* What the exercise asks: Write out all the entries word for word, but skip any images.

* Dataset extract:
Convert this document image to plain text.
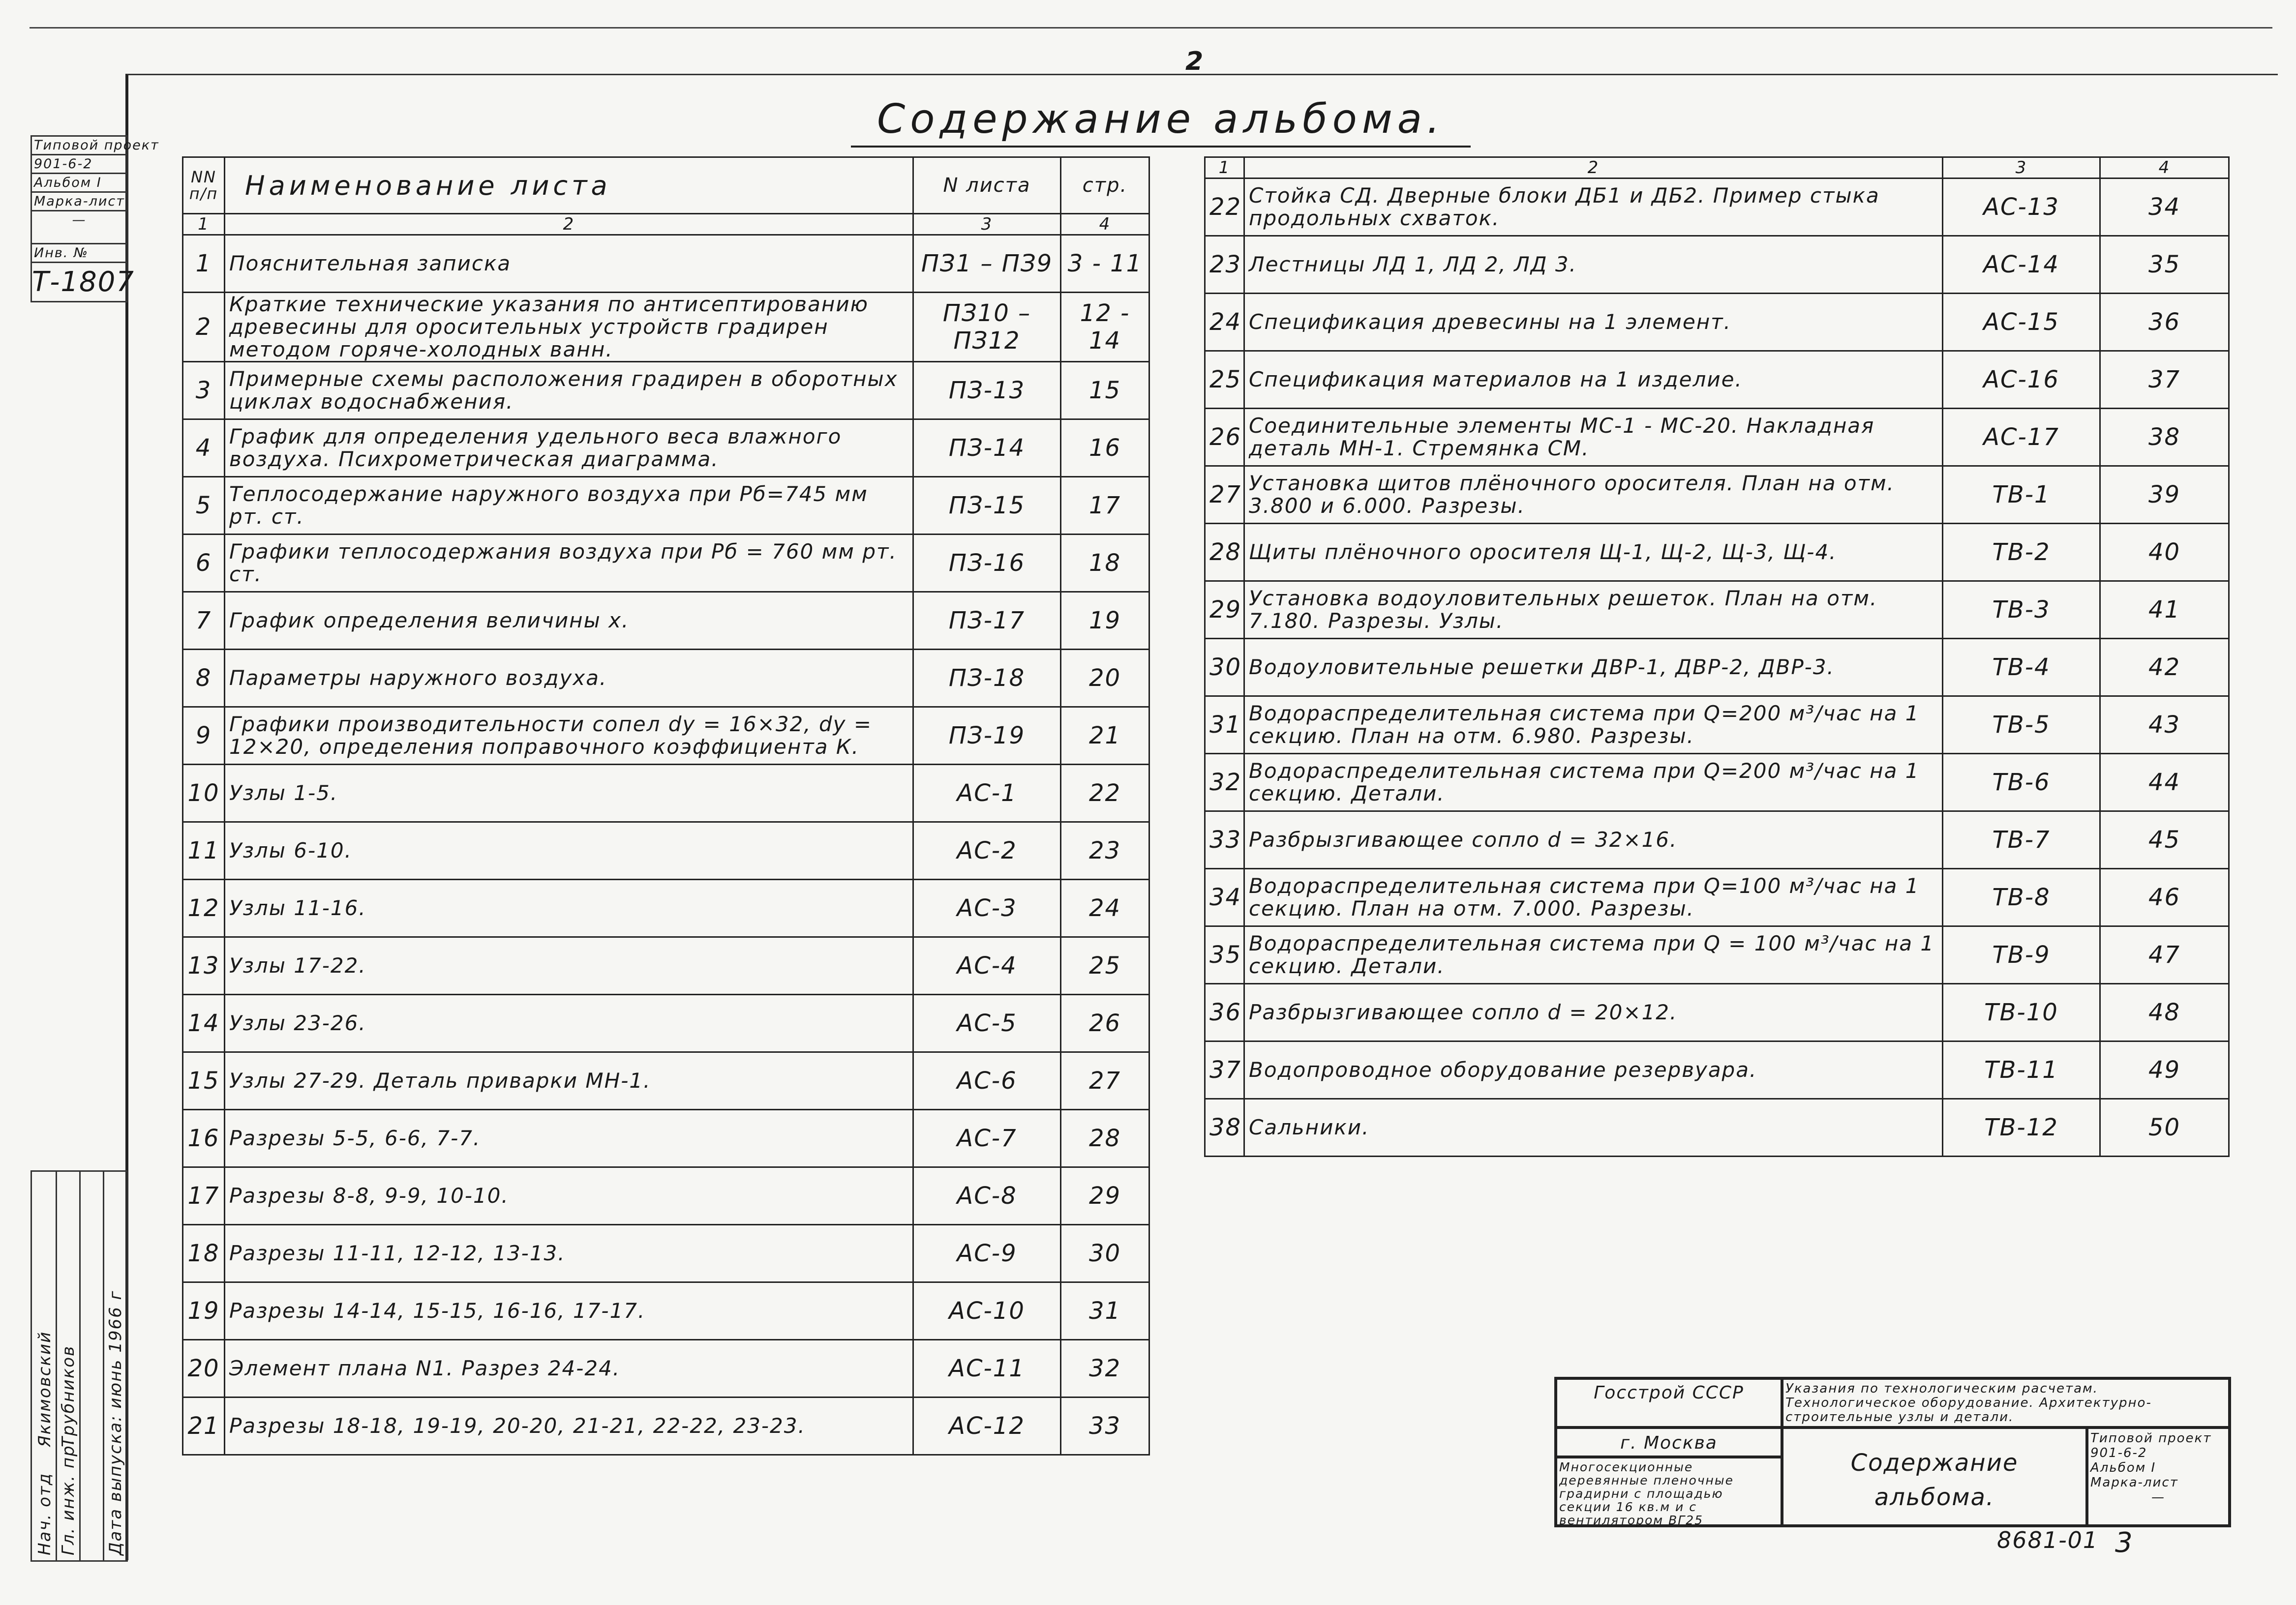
2
Содержание альбома.
Типовой проект
901-6-2
Альбом I
Марка-лист
—
Инв. №
Т-1807
Нач. отд
Якимовский
Гл. инж. пр.
Трубников Дата выпуска: июнь 1966 г
NN п/п	Наименование листа	N листа	стр.
1	2	3	4
1	Пояснительная записка	ПЗ1 – ПЗ9	3 - 11
2	Краткие технические указания по антисептированию древесины для оросительных устройств градирен методом горяче-холодных ванн.	ПЗ10 – ПЗ12	12 - 14
3	Примерные схемы расположения градирен в оборотных циклах водоснабжения.	ПЗ-13	15
4	График для определения удельного веса влажного воздуха. Психрометрическая диаграмма.	ПЗ-14	16
5	Теплосодержание наружного воздуха при Рб=745 мм рт. ст.	ПЗ-15	17
6	Графики теплосодержания воздуха при Рб = 760 мм рт. ст.	ПЗ-16	18
7	График определения величины х.	ПЗ-17	19
8	Параметры наружного воздуха.	ПЗ-18	20
9	Графики производительности сопел dy = 16×32, dy = 12×20, определения поправочного коэффициента К.	ПЗ-19	21
10	Узлы 1-5.	АС-1	22
11	Узлы 6-10.	АС-2	23
12	Узлы 11-16.	АС-3	24
13	Узлы 17-22.	АС-4	25
14	Узлы 23-26.	АС-5	26
15	Узлы 27-29. Деталь приварки МН-1.	АС-6	27
16	Разрезы 5-5, 6-6, 7-7.	АС-7	28
17	Разрезы 8-8, 9-9, 10-10.	АС-8	29
18	Разрезы 11-11, 12-12, 13-13.	АС-9	30
19	Разрезы 14-14, 15-15, 16-16, 17-17.	АС-10	31
20	Элемент плана N1. Разрез 24-24.	АС-11	32
21	Разрезы 18-18, 19-19, 20-20, 21-21, 22-22, 23-23.	АС-12	33
1	2	3	4
22	Стойка СД. Дверные блоки ДБ1 и ДБ2. Пример стыка продольных схваток.	АС-13	34
23	Лестницы ЛД 1, ЛД 2, ЛД 3.	АС-14	35
24	Спецификация древесины на 1 элемент.	АС-15	36
25	Спецификация материалов на 1 изделие.	АС-16	37
26	Соединительные элементы МС-1 - МС-20. Накладная деталь МН-1. Стремянка СМ.	АС-17	38
27	Установка щитов плёночного оросителя. План на отм. 3.800 и 6.000. Разрезы.	ТВ-1	39
28	Щиты плёночного оросителя Щ-1, Щ-2, Щ-3, Щ-4.	ТВ-2	40
29	Установка водоуловительных решеток. План на отм. 7.180. Разрезы. Узлы.	ТВ-3	41
30	Водоуловительные решетки ДВР-1, ДВР-2, ДВР-3.	ТВ-4	42
31	Водораспределительная система при Q=200 м³/час на 1 секцию. План на отм. 6.980. Разрезы.	ТВ-5	43
32	Водораспределительная система при Q=200 м³/час на 1 секцию. Детали.	ТВ-6	44
33	Разбрызгивающее сопло d = 32×16.	ТВ-7	45
34	Водораспределительная система при Q=100 м³/час на 1 секцию. План на отм. 7.000. Разрезы.	ТВ-8	46
35	Водораспределительная система при Q = 100 м³/час на 1 секцию. Детали.	ТВ-9	47
36	Разбрызгивающее сопло d = 20×12.	ТВ-10	48
37	Водопроводное оборудование резервуара.	ТВ-11	49
38	Сальники.	ТВ-12	50
Госстрой СССР
г. Москва
Многосекционные деревянные пленочные градирни с площадью секции 16 кв.м и с вентилятором ВГ25
Указания по технологическим расчетам. Технологическое оборудование. Архитектурно-строительные узлы и детали.
Содержание альбома.
Типовой проект
901-6-2
Альбом I
Марка-лист
—
8681-01 3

* Result of the exercise:
Convert this document image to plain text.
2
Содержание альбома.
Типовой проект
901-6-2
Альбом I
Марка-лист
—
Инв. №
Т-1807
Нач. отд
Якимовский
Гл. инж. пр.
Трубников Дата выпуска: июнь 1966 г
NN п/п	Наименование листа	N листа	стр.
1	2	3	4
1	Пояснительная записка	ПЗ1 – ПЗ9	3 - 11
2	Краткие технические указания по антисептированию древесины для оросительных устройств градирен методом горяче-холодных ванн.	ПЗ10 – ПЗ12	12 - 14
3	Примерные схемы расположения градирен в оборотных циклах водоснабжения.	ПЗ-13	15
4	График для определения удельного веса влажного воздуха. Психрометрическая диаграмма.	ПЗ-14	16
5	Теплосодержание наружного воздуха при Рб=745 мм рт. ст.	ПЗ-15	17
6	Графики теплосодержания воздуха при Рб = 760 мм рт. ст.	ПЗ-16	18
7	График определения величины х.	ПЗ-17	19
8	Параметры наружного воздуха.	ПЗ-18	20
9	Графики производительности сопел dy = 16×32, dy = 12×20, определения поправочного коэффициента К.	ПЗ-19	21
10	Узлы 1-5.	АС-1	22
11	Узлы 6-10.	АС-2	23
12	Узлы 11-16.	АС-3	24
13	Узлы 17-22.	АС-4	25
14	Узлы 23-26.	АС-5	26
15	Узлы 27-29. Деталь приварки МН-1.	АС-6	27
16	Разрезы 5-5, 6-6, 7-7.	АС-7	28
17	Разрезы 8-8, 9-9, 10-10.	АС-8	29
18	Разрезы 11-11, 12-12, 13-13.	АС-9	30
19	Разрезы 14-14, 15-15, 16-16, 17-17.	АС-10	31
20	Элемент плана N1. Разрез 24-24.	АС-11	32
21	Разрезы 18-18, 19-19, 20-20, 21-21, 22-22, 23-23.	АС-12	33
1	2	3	4
22	Стойка СД. Дверные блоки ДБ1 и ДБ2. Пример стыка продольных схваток.	АС-13	34
23	Лестницы ЛД 1, ЛД 2, ЛД 3.	АС-14	35
24	Спецификация древесины на 1 элемент.	АС-15	36
25	Спецификация материалов на 1 изделие.	АС-16	37
26	Соединительные элементы МС-1 - МС-20. Накладная деталь МН-1. Стремянка СМ.	АС-17	38
27	Установка щитов плёночного оросителя. План на отм. 3.800 и 6.000. Разрезы.	ТВ-1	39
28	Щиты плёночного оросителя Щ-1, Щ-2, Щ-3, Щ-4.	ТВ-2	40
29	Установка водоуловительных решеток. План на отм. 7.180. Разрезы. Узлы.	ТВ-3	41
30	Водоуловительные решетки ДВР-1, ДВР-2, ДВР-3.	ТВ-4	42
31	Водораспределительная система при Q=200 м³/час на 1 секцию. План на отм. 6.980. Разрезы.	ТВ-5	43
32	Водораспределительная система при Q=200 м³/час на 1 секцию. Детали.	ТВ-6	44
33	Разбрызгивающее сопло d = 32×16.	ТВ-7	45
34	Водораспределительная система при Q=100 м³/час на 1 секцию. План на отм. 7.000. Разрезы.	ТВ-8	46
35	Водораспределительная система при Q = 100 м³/час на 1 секцию. Детали.	ТВ-9	47
36	Разбрызгивающее сопло d = 20×12.	ТВ-10	48
37	Водопроводное оборудование резервуара.	ТВ-11	49
38	Сальники.	ТВ-12	50
Госстрой СССР
г. Москва
Многосекционные деревянные пленочные градирни с площадью секции 16 кв.м и с вентилятором ВГ25
Указания по технологическим расчетам. Технологическое оборудование. Архитектурно-строительные узлы и детали.
Содержание альбома.
Типовой проект
901-6-2
Альбом I
Марка-лист
—
8681-01 3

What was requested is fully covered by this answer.